§ **TASK REQUIREMENTS**
Identify the lines holding "Patterns" and copy them.

§ **DATA SUPPLIED**
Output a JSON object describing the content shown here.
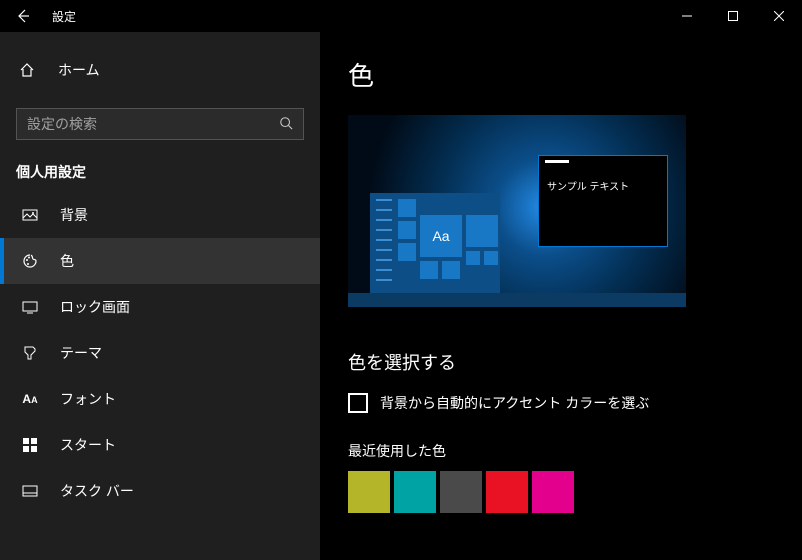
{
  "titlebar": {
    "title": "設定"
  },
  "sidebar": {
    "home": "ホーム",
    "search_placeholder": "設定の検索",
    "section": "個人用設定",
    "items": [
      {
        "label": "背景"
      },
      {
        "label": "色"
      },
      {
        "label": "ロック画面"
      },
      {
        "label": "テーマ"
      },
      {
        "label": "フォント"
      },
      {
        "label": "スタート"
      },
      {
        "label": "タスク バー"
      }
    ]
  },
  "content": {
    "heading": "色",
    "preview_sample_text": "サンプル テキスト",
    "preview_tile_aa": "Aa",
    "subheading": "色を選択する",
    "checkbox_label": "背景から自動的にアクセント カラーを選ぶ",
    "recent_heading": "最近使用した色",
    "recent_colors": [
      "#b5b52a",
      "#00a3a3",
      "#4a4a4a",
      "#e81224",
      "#e3008c"
    ]
  }
}
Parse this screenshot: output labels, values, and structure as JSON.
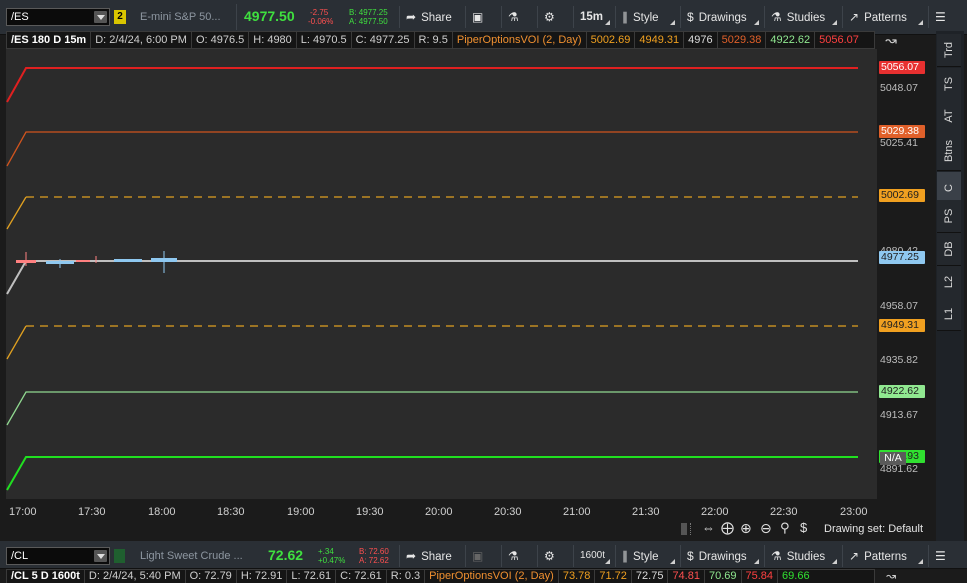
{
  "top": {
    "symbol": "/ES",
    "link_badge": "2",
    "description": "E-mini S&P 50...",
    "last": "4977.50",
    "net_change": "-2.75",
    "pct_change": "-0.06%",
    "bid": "B: 4977.25",
    "ask": "A: 4977.50",
    "share_label": "Share",
    "timeframe": "15m",
    "style_label": "Style",
    "drawings_label": "Drawings",
    "studies_label": "Studies",
    "patterns_label": "Patterns"
  },
  "info": {
    "title": "/ES 180 D 15m",
    "date": "D: 2/4/24, 6:00 PM",
    "open": "O: 4976.5",
    "high": "H: 4980",
    "low": "L: 4970.5",
    "close": "C: 4977.25",
    "range": "R: 9.5",
    "study": "PiperOptionsVOI (2, Day)",
    "v1": "5002.69",
    "v2": "4949.31",
    "v3": "4976",
    "v4": "5029.38",
    "v5": "4922.62",
    "v6": "5056.07"
  },
  "yaxis": {
    "ticks": [
      "5048.07",
      "5025.41",
      "4980.42",
      "4958.07",
      "4935.82",
      "4913.67",
      "4891.62"
    ],
    "markers": [
      {
        "label": "5056.07",
        "bg": "#e83030",
        "fg": "#ffffff"
      },
      {
        "label": "5029.38",
        "bg": "#e0602a",
        "fg": "#ffffff"
      },
      {
        "label": "5002.69",
        "bg": "#f0a020",
        "fg": "#202020"
      },
      {
        "label": "4977.25",
        "bg": "#8fc8f0",
        "fg": "#202020"
      },
      {
        "label": "4949.31",
        "bg": "#f0a020",
        "fg": "#202020"
      },
      {
        "label": "4922.62",
        "bg": "#90e890",
        "fg": "#202020"
      },
      {
        "label": "4891.93",
        "bg": "#30e030",
        "fg": "#202020"
      }
    ],
    "na_label": "N/A"
  },
  "xaxis": {
    "ticks": [
      "17:00",
      "17:30",
      "18:00",
      "18:30",
      "19:00",
      "19:30",
      "20:00",
      "20:30",
      "21:00",
      "21:30",
      "22:00",
      "22:30",
      "23:00"
    ]
  },
  "footer": {
    "drawing_set": "Drawing set: Default"
  },
  "right_tabs": [
    "Trd",
    "TS",
    "AT",
    "Btns",
    "C",
    "PS",
    "DB",
    "L2",
    "L1"
  ],
  "bottom": {
    "symbol": "/CL",
    "description": "Light Sweet Crude ...",
    "last": "72.62",
    "net_change": "+.34",
    "pct_change": "+0.47%",
    "bid": "B: 72.60",
    "ask": "A: 72.62",
    "share_label": "Share",
    "timeframe": "1600t",
    "style_label": "Style",
    "drawings_label": "Drawings",
    "studies_label": "Studies",
    "patterns_label": "Patterns",
    "info_title": "/CL 5 D 1600t",
    "info_date": "D: 2/4/24, 5:40 PM",
    "info_open": "O: 72.79",
    "info_high": "H: 72.91",
    "info_low": "L: 72.61",
    "info_close": "C: 72.61",
    "info_range": "R: 0.3",
    "info_study": "PiperOptionsVOI (2, Day)",
    "b1": "73.78",
    "b2": "71.72",
    "b3": "72.75",
    "b4": "74.81",
    "b5": "70.69",
    "b6": "75.84",
    "b7": "69.66"
  },
  "colors": {
    "line_red": "#e02020",
    "line_orange": "#d0541e",
    "line_yellow_dash": "#e0a020",
    "line_gray": "#c0c0c0",
    "line_lightgreen": "#90d890",
    "line_green": "#20e020",
    "up_color": "#3fe03f",
    "down_color": "#ff5050"
  }
}
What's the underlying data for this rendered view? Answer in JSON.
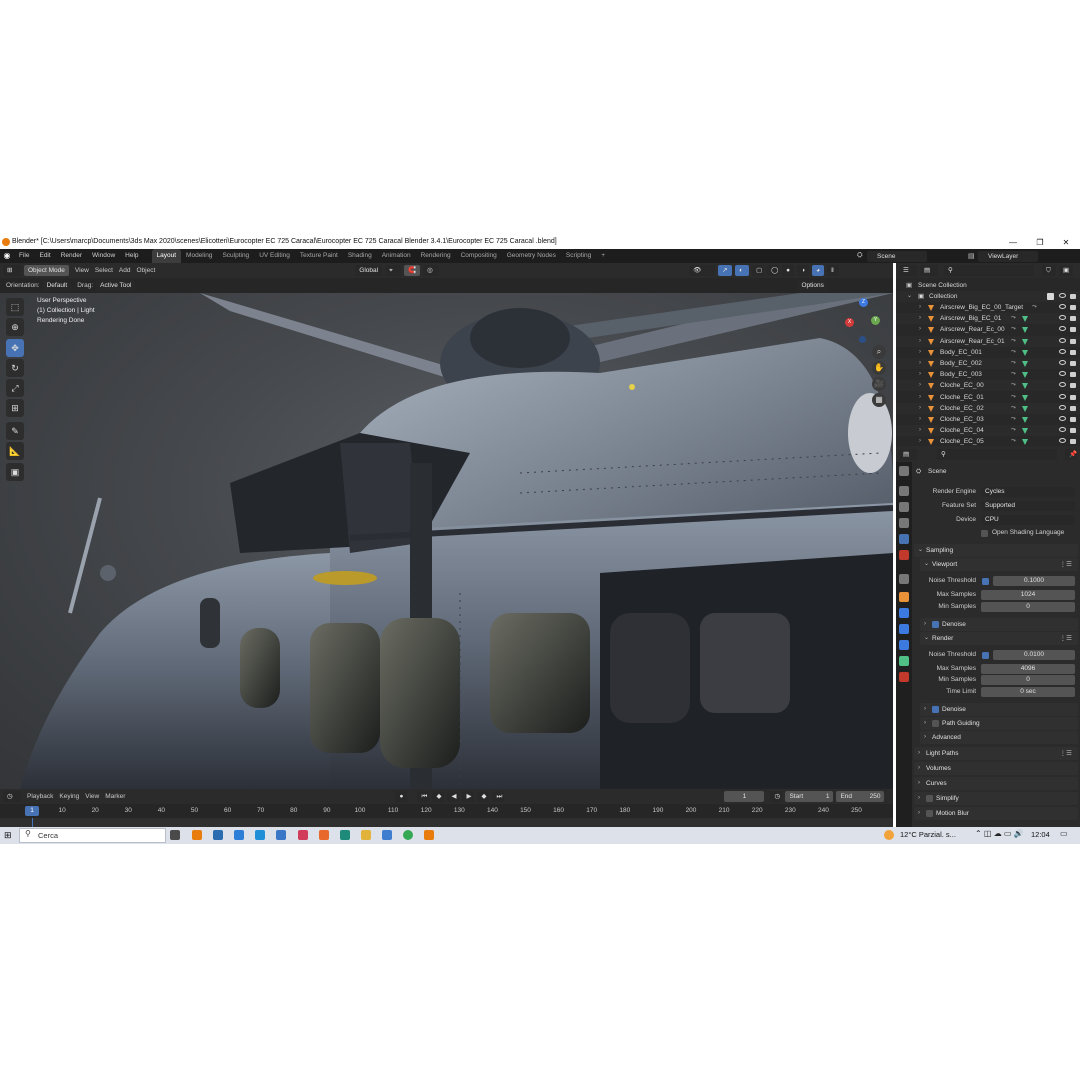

§ **RESPONSE TO THIS TASK**
    "patterns_label": "Patterns"
    "patterns_label": "Patterns",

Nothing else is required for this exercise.